WRITTEN INSTRUCTION:
Write out each line that follows exactly as it stands, without the pictures.

━━━ PROVIDED RECORDS ━━━

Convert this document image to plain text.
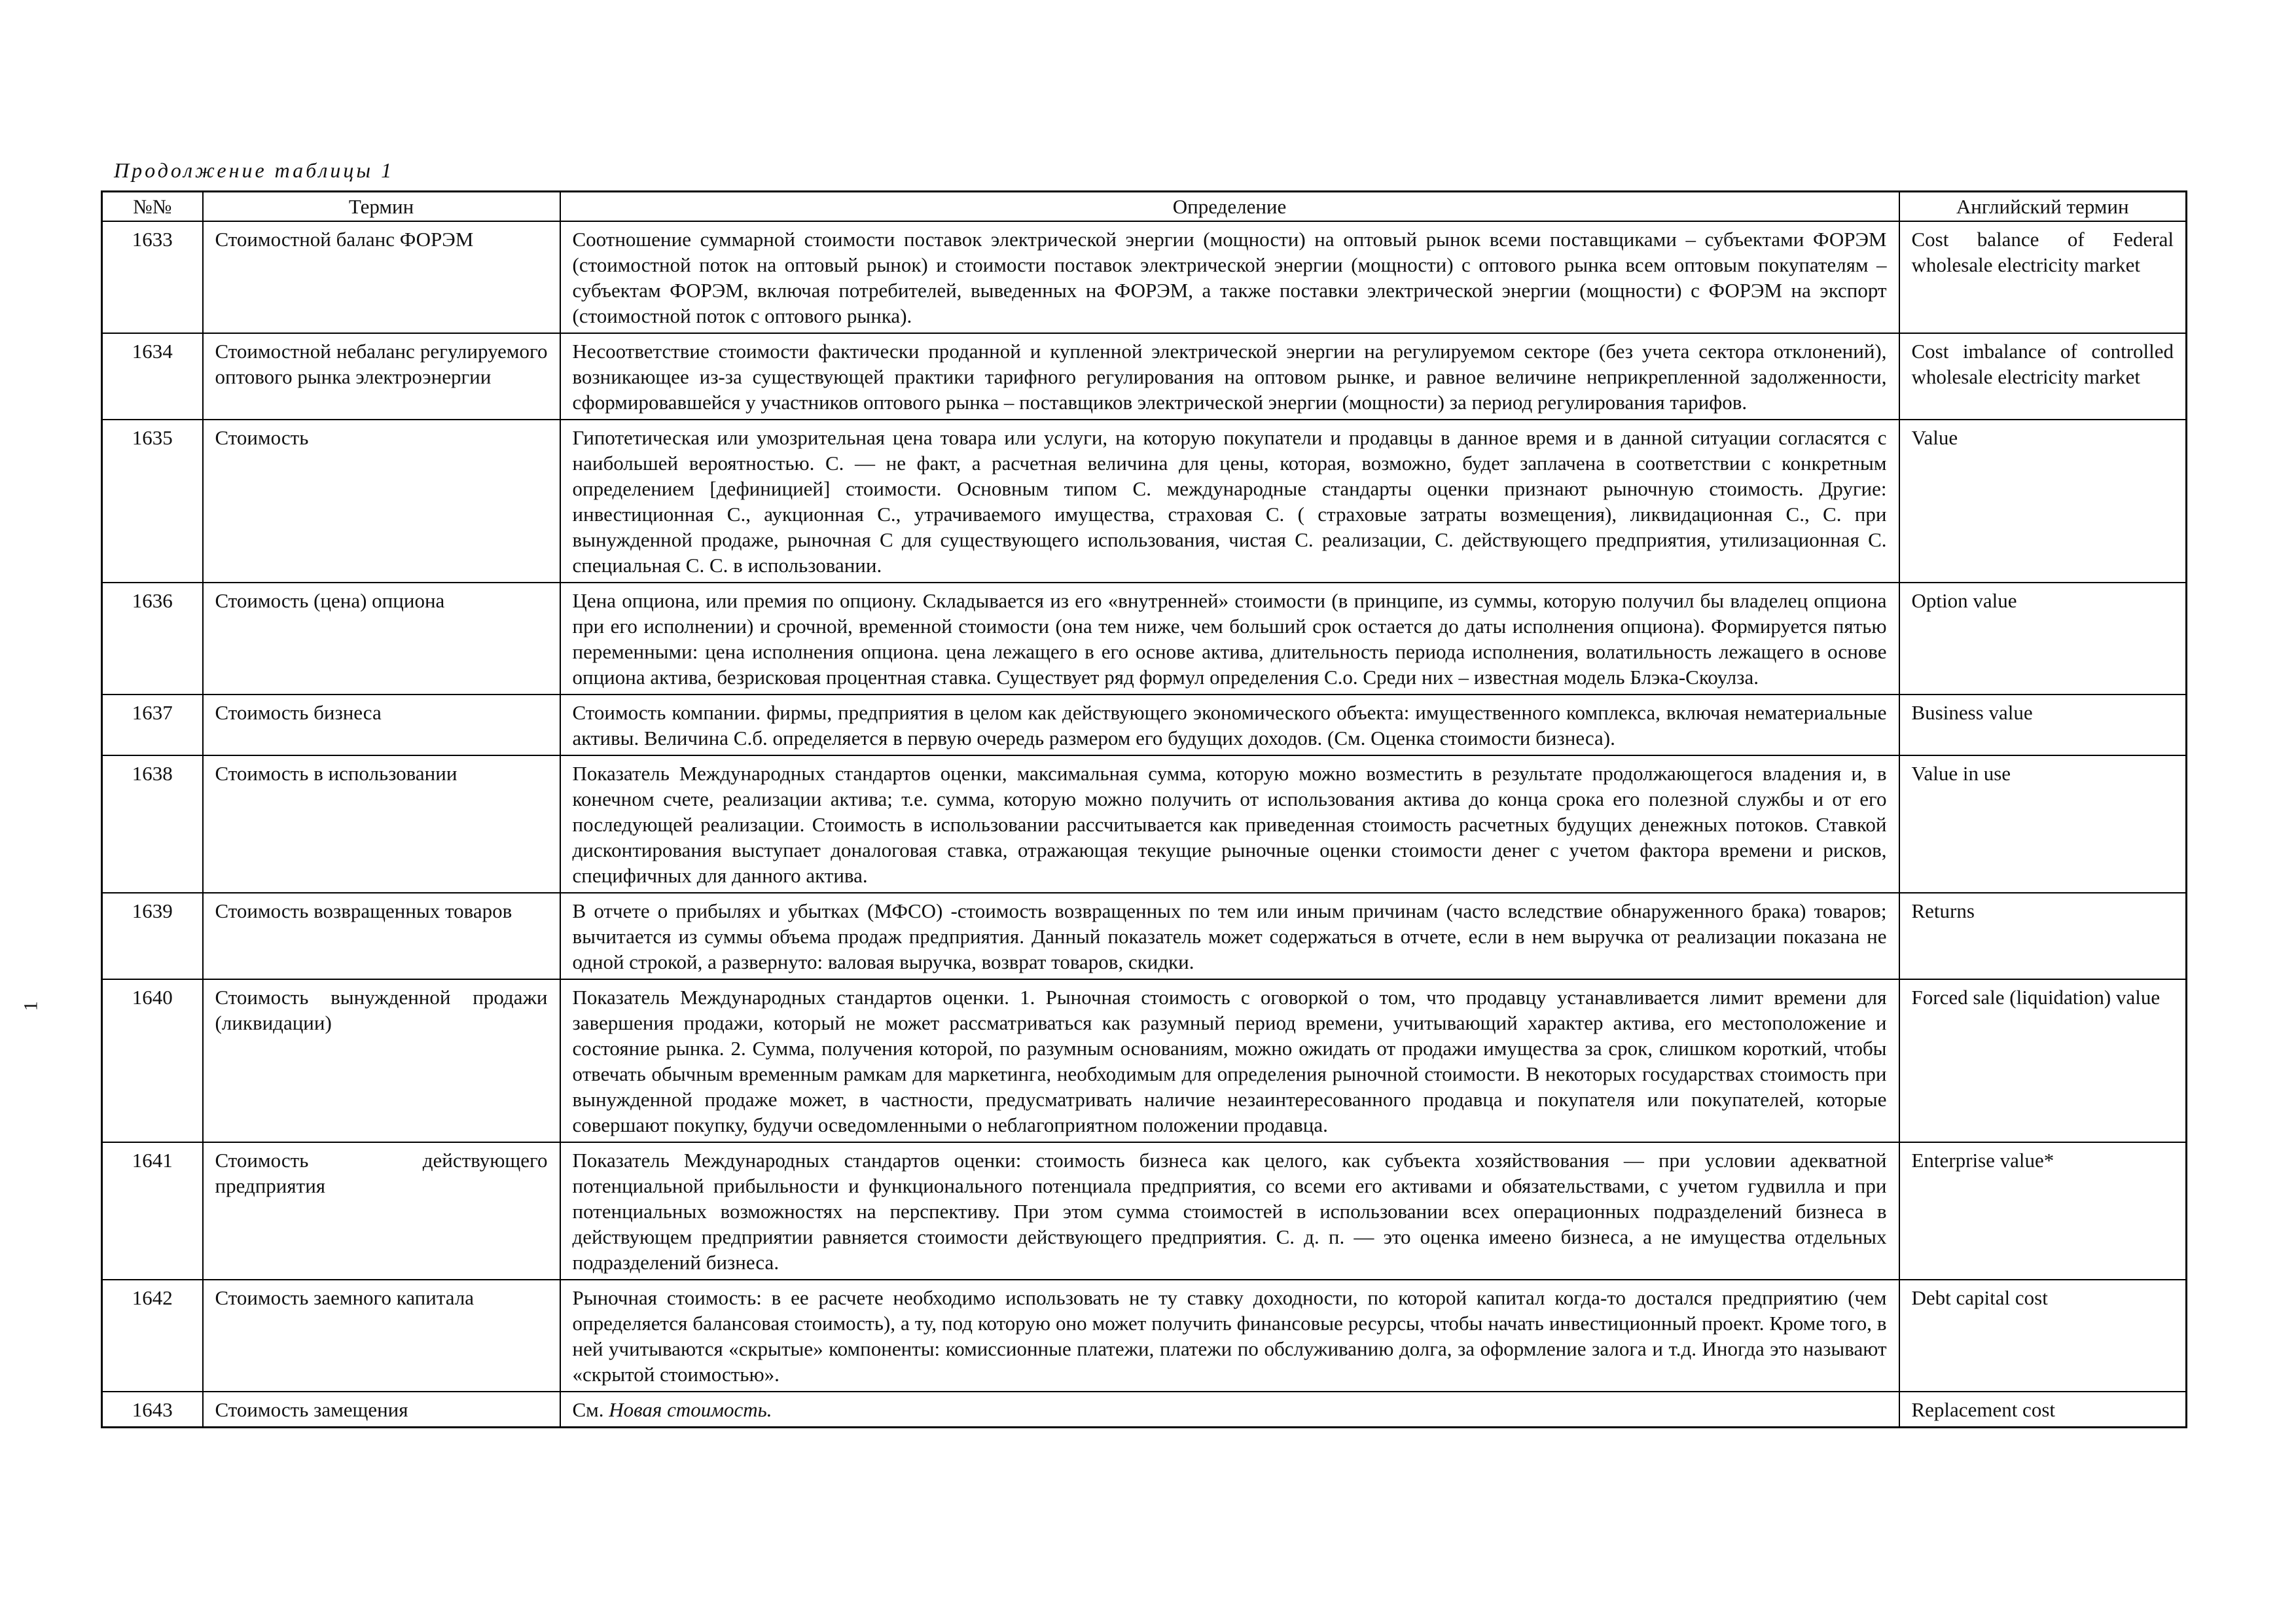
Продолжение таблицы 1
1
№№	Термин	Определение	Английский термин
1633	Стоимостной баланс ФОРЭМ	Соотношение суммарной стоимости поставок электрической энергии (мощности) на оптовый рынок всеми поставщиками – субъектами ФОРЭМ (стоимостной поток на оптовый рынок) и стоимости поставок электрической энергии (мощности) с оптового рынка всем оптовым покупателям – субъектам ФОРЭМ, включая потребителей, выведенных на ФОРЭМ, а также поставки электрической энергии (мощности) с ФОРЭМ на экспорт (стоимостной поток с оптового рынка).	Cost balance of Federal wholesale electricity market
1634	Стоимостной небаланс регулируемого оптового рынка электроэнергии	Несоответствие стоимости фактически проданной и купленной электрической энергии на регулируемом секторе (без учета сектора отклонений), возникающее из-за существующей практики тарифного регулирования на оптовом рынке, и равное величине неприкрепленной задолженности, сформировавшейся у участников оптового рынка – поставщиков электрической энергии (мощности) за период регулирования тарифов.	Cost imbalance of controlled wholesale electricity market
1635	Стоимость	Гипотетическая или умозрительная цена товара или услуги, на которую покупатели и продавцы в данное время и в данной ситуации согласятся с наибольшей вероятностью. С. — не факт, а расчетная величина для цены, которая, возможно, будет заплачена в соответствии с конкретным определением [дефиницией] стоимости. Основным типом С. международные стандарты оценки признают рыночную стоимость. Другие: инвестиционная С., аукционная С., утрачиваемого имущества, страховая С. ( страховые затраты возмещения), ликвидационная С., С. при вынужденной продаже, рыночная С для существующего использования, чистая С. реализации, С. действующего предприятия, утилизационная С. специальная С. С. в использовании.	Value
1636	Стоимость (цена) опциона	Цена опциона, или премия по опциону. Складывается из его «внутренней» стоимости (в принципе, из суммы, которую получил бы владелец опциона при его исполнении) и срочной, временной стоимости (она тем ниже, чем больший срок остается до даты исполнения опциона). Формируется пятью переменными: цена исполнения опциона. цена лежащего в его основе актива, длительность периода исполнения, волатильность лежащего в основе опциона актива, безрисковая процентная ставка. Существует ряд формул определения С.о. Среди них – известная модель Блэка-Скоулза.	Option value
1637	Стоимость бизнеса	Стоимость компании. фирмы, предприятия в целом как действующего экономического объекта: имущественного комплекса, включая нематериальные активы. Величина С.б. определяется в первую очередь размером его будущих доходов. (См. Оценка стоимости бизнеса).	Business value
1638	Стоимость в использовании	Показатель Международных стандартов оценки, максимальная сумма, которую можно возместить в результате продолжающегося владения и, в конечном счете, реализации актива; т.е. сумма, которую можно получить от использования актива до конца срока его полезной службы и от его последующей реализации. Стоимость в использовании рассчитывается как приведенная стоимость расчетных будущих денежных потоков. Ставкой дисконтирования выступает доналоговая ставка, отражающая текущие рыночные оценки стоимости денег с учетом фактора времени и рисков, специфичных для данного актива.	Value in use
1639	Стоимость возвращенных товаров	В отчете о прибылях и убытках (МФСО) -стоимость возвращенных по тем или иным причинам (часто вследствие обнаруженного брака) товаров; вычитается из суммы объема продаж предприятия. Данный показатель может содержаться в отчете, если в нем выручка от реализации показана не одной строкой, а развернуто: валовая выручка, возврат товаров, скидки.	Returns
1640	Стоимость вынужденной продажи (ликвидации)	Показатель Международных стандартов оценки. 1. Рыночная стоимость с оговоркой о том, что продавцу устанавливается лимит времени для завершения продажи, который не может рассматриваться как разумный период времени, учитывающий характер актива, его местоположение и состояние рынка. 2. Сумма, получения которой, по разумным основаниям, можно ожидать от продажи имущества за срок, слишком короткий, чтобы отвечать обычным временным рамкам для маркетинга, необходимым для определения рыночной стоимости. В некоторых государствах стоимость при вынужденной продаже может, в частности, предусматривать наличие незаинтересованного продавца и покупателя или покупателей, которые совершают покупку, будучи осведомленными о неблагоприятном положении продавца.	Forced sale (liquidation) value
1641	Стоимость действующего предприятия	Показатель Международных стандартов оценки: стоимость бизнеса как целого, как субъекта хозяйствования — при условии адекватной потенциальной прибыльности и функционального потенциала предприятия, со всеми его активами и обязательствами, с учетом гудвилла и при потенциальных возможностях на перспективу. При этом сумма стоимостей в использовании всех операционных подразделений бизнеса в действующем предприятии равняется стоимости действующего предприятия. С. д. п. — это оценка имеено бизнеса, а не имущества отдельных подразделений бизнеса.	Enterprise value*
1642	Стоимость заемного капитала	Рыночная стоимость: в ее расчете необходимо использовать не ту ставку доходности, по которой капитал когда-то достался предприятию (чем определяется балансовая стоимость), а ту, под которую оно может получить финансовые ресурсы, чтобы начать инвестиционный проект. Кроме того, в ней учитываются «скрытые» компоненты: комиссионные платежи, платежи по обслуживанию долга, за оформление залога и т.д. Иногда это называют «скрытой стоимостью».	Debt capital cost
1643	Стоимость замещения	См. Новая стоимость.	Replacement cost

━━━

REPLY TO THE EXERCISE:
Convert this document image to plain text.
Продолжение таблицы 1
1
№№	Термин	Определение	Английский термин
1633	Стоимостной баланс ФОРЭМ	Соотношение суммарной стоимости поставок электрической энергии (мощности) на оптовый рынок всеми поставщиками – субъектами ФОРЭМ (стоимостной поток на оптовый рынок) и стоимости поставок электрической энергии (мощности) с оптового рынка всем оптовым покупателям – субъектам ФОРЭМ, включая потребителей, выведенных на ФОРЭМ, а также поставки электрической энергии (мощности) с ФОРЭМ на экспорт (стоимостной поток с оптового рынка).	Cost balance of Federal wholesale electricity market
1634	Стоимостной небаланс регулируемого оптового рынка электроэнергии	Несоответствие стоимости фактически проданной и купленной электрической энергии на регулируемом секторе (без учета сектора отклонений), возникающее из-за существующей практики тарифного регулирования на оптовом рынке, и равное величине неприкрепленной задолженности, сформировавшейся у участников оптового рынка – поставщиков электрической энергии (мощности) за период регулирования тарифов.	Cost imbalance of controlled wholesale electricity market
1635	Стоимость	Гипотетическая или умозрительная цена товара или услуги, на которую покупатели и продавцы в данное время и в данной ситуации согласятся с наибольшей вероятностью. С. — не факт, а расчетная величина для цены, которая, возможно, будет заплачена в соответствии с конкретным определением [дефиницией] стоимости. Основным типом С. международные стандарты оценки признают рыночную стоимость. Другие: инвестиционная С., аукционная С., утрачиваемого имущества, страховая С. ( страховые затраты возмещения), ликвидационная С., С. при вынужденной продаже, рыночная С для существующего использования, чистая С. реализации, С. действующего предприятия, утилизационная С. специальная С. С. в использовании.	Value
1636	Стоимость (цена) опциона	Цена опциона, или премия по опциону. Складывается из его «внутренней» стоимости (в принципе, из суммы, которую получил бы владелец опциона при его исполнении) и срочной, временной стоимости (она тем ниже, чем больший срок остается до даты исполнения опциона). Формируется пятью переменными: цена исполнения опциона. цена лежащего в его основе актива, длительность периода исполнения, волатильность лежащего в основе опциона актива, безрисковая процентная ставка. Существует ряд формул определения С.о. Среди них – известная модель Блэка-Скоулза.	Option value
1637	Стоимость бизнеса	Стоимость компании. фирмы, предприятия в целом как действующего экономического объекта: имущественного комплекса, включая нематериальные активы. Величина С.б. определяется в первую очередь размером его будущих доходов. (См. Оценка стоимости бизнеса).	Business value
1638	Стоимость в использовании	Показатель Международных стандартов оценки, максимальная сумма, которую можно возместить в результате продолжающегося владения и, в конечном счете, реализации актива; т.е. сумма, которую можно получить от использования актива до конца срока его полезной службы и от его последующей реализации. Стоимость в использовании рассчитывается как приведенная стоимость расчетных будущих денежных потоков. Ставкой дисконтирования выступает доналоговая ставка, отражающая текущие рыночные оценки стоимости денег с учетом фактора времени и рисков, специфичных для данного актива.	Value in use
1639	Стоимость возвращенных товаров	В отчете о прибылях и убытках (МФСО) -стоимость возвращенных по тем или иным причинам (часто вследствие обнаруженного брака) товаров; вычитается из суммы объема продаж предприятия. Данный показатель может содержаться в отчете, если в нем выручка от реализации показана не одной строкой, а развернуто: валовая выручка, возврат товаров, скидки.	Returns
1640	Стоимость вынужденной продажи (ликвидации)	Показатель Международных стандартов оценки. 1. Рыночная стоимость с оговоркой о том, что продавцу устанавливается лимит времени для завершения продажи, который не может рассматриваться как разумный период времени, учитывающий характер актива, его местоположение и состояние рынка. 2. Сумма, получения которой, по разумным основаниям, можно ожидать от продажи имущества за срок, слишком короткий, чтобы отвечать обычным временным рамкам для маркетинга, необходимым для определения рыночной стоимости. В некоторых государствах стоимость при вынужденной продаже может, в частности, предусматривать наличие незаинтересованного продавца и покупателя или покупателей, которые совершают покупку, будучи осведомленными о неблагоприятном положении продавца.	Forced sale (liquidation) value
1641	Стоимость действующего предприятия	Показатель Международных стандартов оценки: стоимость бизнеса как целого, как субъекта хозяйствования — при условии адекватной потенциальной прибыльности и функционального потенциала предприятия, со всеми его активами и обязательствами, с учетом гудвилла и при потенциальных возможностях на перспективу. При этом сумма стоимостей в использовании всех операционных подразделений бизнеса в действующем предприятии равняется стоимости действующего предприятия. С. д. п. — это оценка имеено бизнеса, а не имущества отдельных подразделений бизнеса.	Enterprise value*
1642	Стоимость заемного капитала	Рыночная стоимость: в ее расчете необходимо использовать не ту ставку доходности, по которой капитал когда-то достался предприятию (чем определяется балансовая стоимость), а ту, под которую оно может получить финансовые ресурсы, чтобы начать инвестиционный проект. Кроме того, в ней учитываются «скрытые» компоненты: комиссионные платежи, платежи по обслуживанию долга, за оформление залога и т.д. Иногда это называют «скрытой стоимостью».	Debt capital cost
1643	Стоимость замещения	См. Новая стоимость.	Replacement cost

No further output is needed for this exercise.